— Begin —

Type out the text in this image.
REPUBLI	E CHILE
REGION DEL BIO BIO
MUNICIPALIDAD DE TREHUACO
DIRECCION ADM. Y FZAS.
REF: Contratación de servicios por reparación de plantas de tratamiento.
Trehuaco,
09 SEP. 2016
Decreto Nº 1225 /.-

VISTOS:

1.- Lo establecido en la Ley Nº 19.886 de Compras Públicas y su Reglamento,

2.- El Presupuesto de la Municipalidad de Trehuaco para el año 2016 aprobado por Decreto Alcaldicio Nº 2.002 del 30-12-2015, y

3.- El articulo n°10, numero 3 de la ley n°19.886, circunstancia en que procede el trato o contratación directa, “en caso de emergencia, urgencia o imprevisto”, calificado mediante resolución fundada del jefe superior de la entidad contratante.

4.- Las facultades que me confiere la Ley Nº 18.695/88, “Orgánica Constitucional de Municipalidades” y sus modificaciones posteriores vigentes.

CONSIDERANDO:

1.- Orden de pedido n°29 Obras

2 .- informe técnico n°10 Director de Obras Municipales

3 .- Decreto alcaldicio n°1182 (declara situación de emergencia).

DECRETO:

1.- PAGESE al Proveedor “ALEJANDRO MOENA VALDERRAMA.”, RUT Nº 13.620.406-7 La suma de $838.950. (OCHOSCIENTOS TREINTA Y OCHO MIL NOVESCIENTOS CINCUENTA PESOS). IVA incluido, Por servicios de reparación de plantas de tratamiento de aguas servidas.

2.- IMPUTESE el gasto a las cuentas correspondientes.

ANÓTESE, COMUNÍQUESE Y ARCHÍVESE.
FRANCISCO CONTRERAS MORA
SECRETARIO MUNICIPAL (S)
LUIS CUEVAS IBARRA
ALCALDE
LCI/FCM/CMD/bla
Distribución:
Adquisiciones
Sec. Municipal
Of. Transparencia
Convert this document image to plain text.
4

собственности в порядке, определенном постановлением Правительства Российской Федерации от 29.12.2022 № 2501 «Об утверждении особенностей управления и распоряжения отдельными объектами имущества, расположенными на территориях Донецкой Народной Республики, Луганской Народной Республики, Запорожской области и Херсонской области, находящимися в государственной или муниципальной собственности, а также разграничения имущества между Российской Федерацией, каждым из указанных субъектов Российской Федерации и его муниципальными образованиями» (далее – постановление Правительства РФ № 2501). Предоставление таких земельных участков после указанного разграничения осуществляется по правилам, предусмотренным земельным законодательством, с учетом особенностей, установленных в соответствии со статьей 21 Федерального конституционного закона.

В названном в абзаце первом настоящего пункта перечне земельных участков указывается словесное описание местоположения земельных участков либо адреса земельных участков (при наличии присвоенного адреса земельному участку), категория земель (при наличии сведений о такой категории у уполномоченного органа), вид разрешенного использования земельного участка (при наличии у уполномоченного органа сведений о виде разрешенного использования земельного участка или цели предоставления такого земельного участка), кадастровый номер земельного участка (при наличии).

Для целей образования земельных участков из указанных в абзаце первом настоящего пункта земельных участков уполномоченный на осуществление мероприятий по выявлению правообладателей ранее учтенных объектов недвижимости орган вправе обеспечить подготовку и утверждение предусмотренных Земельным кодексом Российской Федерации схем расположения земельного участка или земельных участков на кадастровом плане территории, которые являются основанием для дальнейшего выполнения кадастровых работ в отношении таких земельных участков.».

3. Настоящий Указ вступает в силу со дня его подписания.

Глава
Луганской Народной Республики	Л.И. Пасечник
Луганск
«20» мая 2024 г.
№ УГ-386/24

— End —

Copy out each line exactly.

## Worked solution
Type out the text in this image.
REPUBLI	E CHILE
REGION DEL BIO BIO
MUNICIPALIDAD DE TREHUACO
DIRECCION ADM. Y FZAS.
REF: Contratación de servicios por reparación de plantas de tratamiento.
Trehuaco,
09 SEP. 2016
Decreto Nº 1225 /.-

VISTOS:

1.- Lo establecido en la Ley Nº 19.886 de Compras Públicas y su Reglamento,

2.- El Presupuesto de la Municipalidad de Trehuaco para el año 2016 aprobado por Decreto Alcaldicio Nº 2.002 del 30-12-2015, y

3.- El articulo n°10, numero 3 de la ley n°19.886, circunstancia en que procede el trato o contratación directa, “en caso de emergencia, urgencia o imprevisto”, calificado mediante resolución fundada del jefe superior de la entidad contratante.

4.- Las facultades que me confiere la Ley Nº 18.695/88, “Orgánica Constitucional de Municipalidades” y sus modificaciones posteriores vigentes.

CONSIDERANDO:

1.- Orden de pedido n°29 Obras

2 .- informe técnico n°10 Director de Obras Municipales

3 .- Decreto alcaldicio n°1182 (declara situación de emergencia).

DECRETO:

1.- PAGESE al Proveedor “ALEJANDRO MOENA VALDERRAMA.”, RUT Nº 13.620.406-7 La suma de $838.950. (OCHOSCIENTOS TREINTA Y OCHO MIL NOVESCIENTOS CINCUENTA PESOS). IVA incluido, Por servicios de reparación de plantas de tratamiento de aguas servidas.

2.- IMPUTESE el gasto a las cuentas correspondientes.

ANÓTESE, COMUNÍQUESE Y ARCHÍVESE.
FRANCISCO CONTRERAS MORA
SECRETARIO MUNICIPAL (S)
LUIS CUEVAS IBARRA
ALCALDE
LCI/FCM/CMD/bla
Distribución:
Adquisiciones
Sec. Municipal
Of. Transparencia
Convert this document image to plain text.
4

собственности в порядке, определенном постановлением Правительства Российской Федерации от 29.12.2022 № 2501 «Об утверждении особенностей управления и распоряжения отдельными объектами имущества, расположенными на территориях Донецкой Народной Республики, Луганской Народной Республики, Запорожской области и Херсонской области, находящимися в государственной или муниципальной собственности, а также разграничения имущества между Российской Федерацией, каждым из указанных субъектов Российской Федерации и его муниципальными образованиями» (далее – постановление Правительства РФ № 2501). Предоставление таких земельных участков после указанного разграничения осуществляется по правилам, предусмотренным земельным законодательством, с учетом особенностей, установленных в соответствии со статьей 21 Федерального конституционного закона.

В названном в абзаце первом настоящего пункта перечне земельных участков указывается словесное описание местоположения земельных участков либо адреса земельных участков (при наличии присвоенного адреса земельному участку), категория земель (при наличии сведений о такой категории у уполномоченного органа), вид разрешенного использования земельного участка (при наличии у уполномоченного органа сведений о виде разрешенного использования земельного участка или цели предоставления такого земельного участка), кадастровый номер земельного участка (при наличии).

Для целей образования земельных участков из указанных в абзаце первом настоящего пункта земельных участков уполномоченный на осуществление мероприятий по выявлению правообладателей ранее учтенных объектов недвижимости орган вправе обеспечить подготовку и утверждение предусмотренных Земельным кодексом Российской Федерации схем расположения земельного участка или земельных участков на кадастровом плане территории, которые являются основанием для дальнейшего выполнения кадастровых работ в отношении таких земельных участков.».

3. Настоящий Указ вступает в силу со дня его подписания.

Глава
Луганской Народной Республики	Л.И. Пасечник
Луганск
«20» мая 2024 г.
№ УГ-386/24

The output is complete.